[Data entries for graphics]
======

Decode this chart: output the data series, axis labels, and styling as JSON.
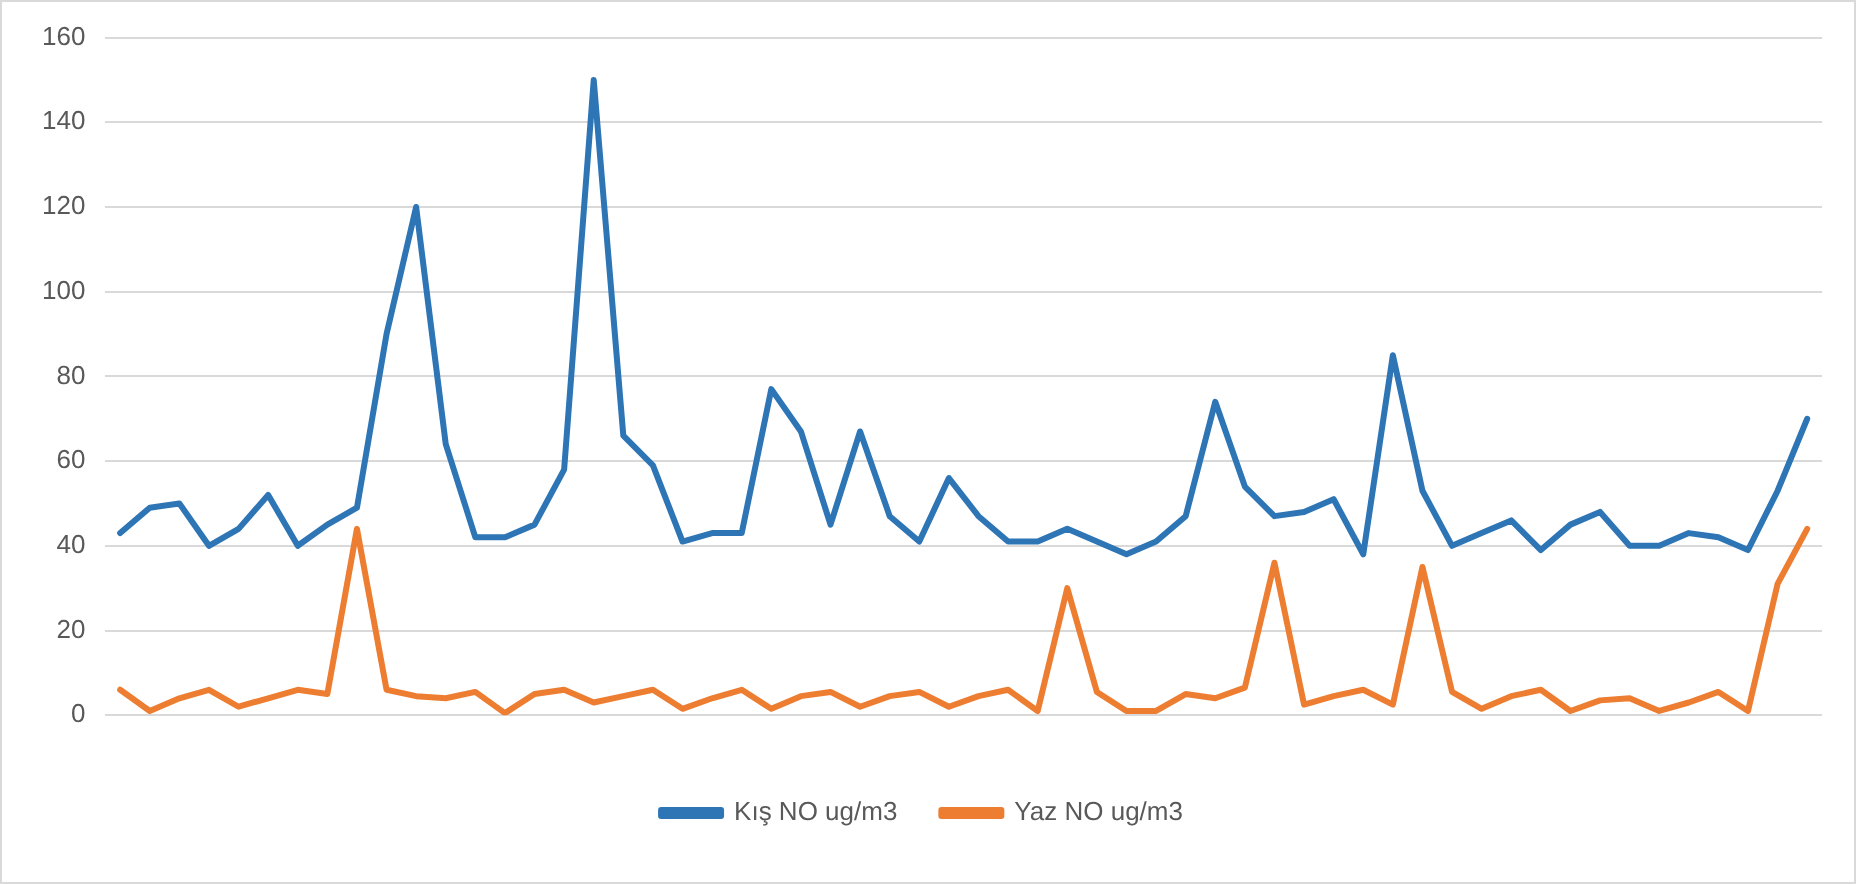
{
  "chart_data": {
    "type": "line",
    "categories": [
      null,
      null,
      null,
      null,
      null,
      null,
      null,
      null,
      null,
      null,
      null,
      null,
      null,
      null,
      null,
      null,
      null,
      null,
      null,
      null,
      null,
      null,
      null,
      null,
      null,
      null,
      null,
      null,
      null,
      null,
      null,
      null,
      null,
      null,
      null,
      null,
      null,
      null,
      null,
      null,
      null,
      null,
      null,
      null,
      null,
      null,
      null,
      null,
      null,
      null,
      null,
      null,
      null,
      null,
      null,
      null,
      null,
      null
    ],
    "series": [
      {
        "name": "Kış NO ug/m3",
        "color": "#2e75b6",
        "values": [
          43,
          49,
          50,
          40,
          44,
          52,
          40,
          45,
          49,
          90,
          120,
          64,
          42,
          42,
          45,
          58,
          150,
          66,
          59,
          41,
          43,
          43,
          77,
          67,
          45,
          67,
          47,
          41,
          56,
          47,
          41,
          41,
          44,
          41,
          38,
          41,
          47,
          74,
          54,
          47,
          48,
          51,
          38,
          85,
          53,
          40,
          43,
          46,
          39,
          45,
          48,
          40,
          40,
          43,
          42,
          39,
          53,
          70
        ]
      },
      {
        "name": "Yaz NO ug/m3",
        "color": "#ed7d31",
        "values": [
          6,
          1,
          4,
          6,
          2,
          4,
          6,
          5,
          44,
          6,
          4.5,
          4,
          5.5,
          0.5,
          5,
          6,
          3,
          4.5,
          6,
          1.5,
          4,
          6,
          1.5,
          4.5,
          5.5,
          2,
          4.5,
          5.5,
          2,
          4.5,
          6,
          1,
          30,
          5.5,
          1,
          1,
          5,
          4,
          6.5,
          36,
          2.5,
          4.5,
          6,
          2.5,
          35,
          5.5,
          1.5,
          4.5,
          6,
          1,
          3.5,
          4,
          1,
          3,
          5.5,
          1,
          31,
          44
        ]
      }
    ],
    "ylim": [
      0,
      160
    ],
    "yticks": [
      0,
      20,
      40,
      60,
      80,
      100,
      120,
      140,
      160
    ],
    "grid": "y",
    "legend": "bottom",
    "marker": "none",
    "line_style": "solid"
  }
}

======

Task brief → Exclude the images, then output the data above word for word.

Response below →
Decode this chart: output the data series, axis labels, and styling as JSON.
{
  "chart_data": {
    "type": "line",
    "categories": [
      null,
      null,
      null,
      null,
      null,
      null,
      null,
      null,
      null,
      null,
      null,
      null,
      null,
      null,
      null,
      null,
      null,
      null,
      null,
      null,
      null,
      null,
      null,
      null,
      null,
      null,
      null,
      null,
      null,
      null,
      null,
      null,
      null,
      null,
      null,
      null,
      null,
      null,
      null,
      null,
      null,
      null,
      null,
      null,
      null,
      null,
      null,
      null,
      null,
      null,
      null,
      null,
      null,
      null,
      null,
      null,
      null,
      null
    ],
    "series": [
      {
        "name": "Kış NO ug/m3",
        "color": "#2e75b6",
        "values": [
          43,
          49,
          50,
          40,
          44,
          52,
          40,
          45,
          49,
          90,
          120,
          64,
          42,
          42,
          45,
          58,
          150,
          66,
          59,
          41,
          43,
          43,
          77,
          67,
          45,
          67,
          47,
          41,
          56,
          47,
          41,
          41,
          44,
          41,
          38,
          41,
          47,
          74,
          54,
          47,
          48,
          51,
          38,
          85,
          53,
          40,
          43,
          46,
          39,
          45,
          48,
          40,
          40,
          43,
          42,
          39,
          53,
          70
        ]
      },
      {
        "name": "Yaz NO ug/m3",
        "color": "#ed7d31",
        "values": [
          6,
          1,
          4,
          6,
          2,
          4,
          6,
          5,
          44,
          6,
          4.5,
          4,
          5.5,
          0.5,
          5,
          6,
          3,
          4.5,
          6,
          1.5,
          4,
          6,
          1.5,
          4.5,
          5.5,
          2,
          4.5,
          5.5,
          2,
          4.5,
          6,
          1,
          30,
          5.5,
          1,
          1,
          5,
          4,
          6.5,
          36,
          2.5,
          4.5,
          6,
          2.5,
          35,
          5.5,
          1.5,
          4.5,
          6,
          1,
          3.5,
          4,
          1,
          3,
          5.5,
          1,
          31,
          44
        ]
      }
    ],
    "ylim": [
      0,
      160
    ],
    "yticks": [
      0,
      20,
      40,
      60,
      80,
      100,
      120,
      140,
      160
    ],
    "grid": "y",
    "legend": "bottom",
    "marker": "none",
    "line_style": "solid"
  }
}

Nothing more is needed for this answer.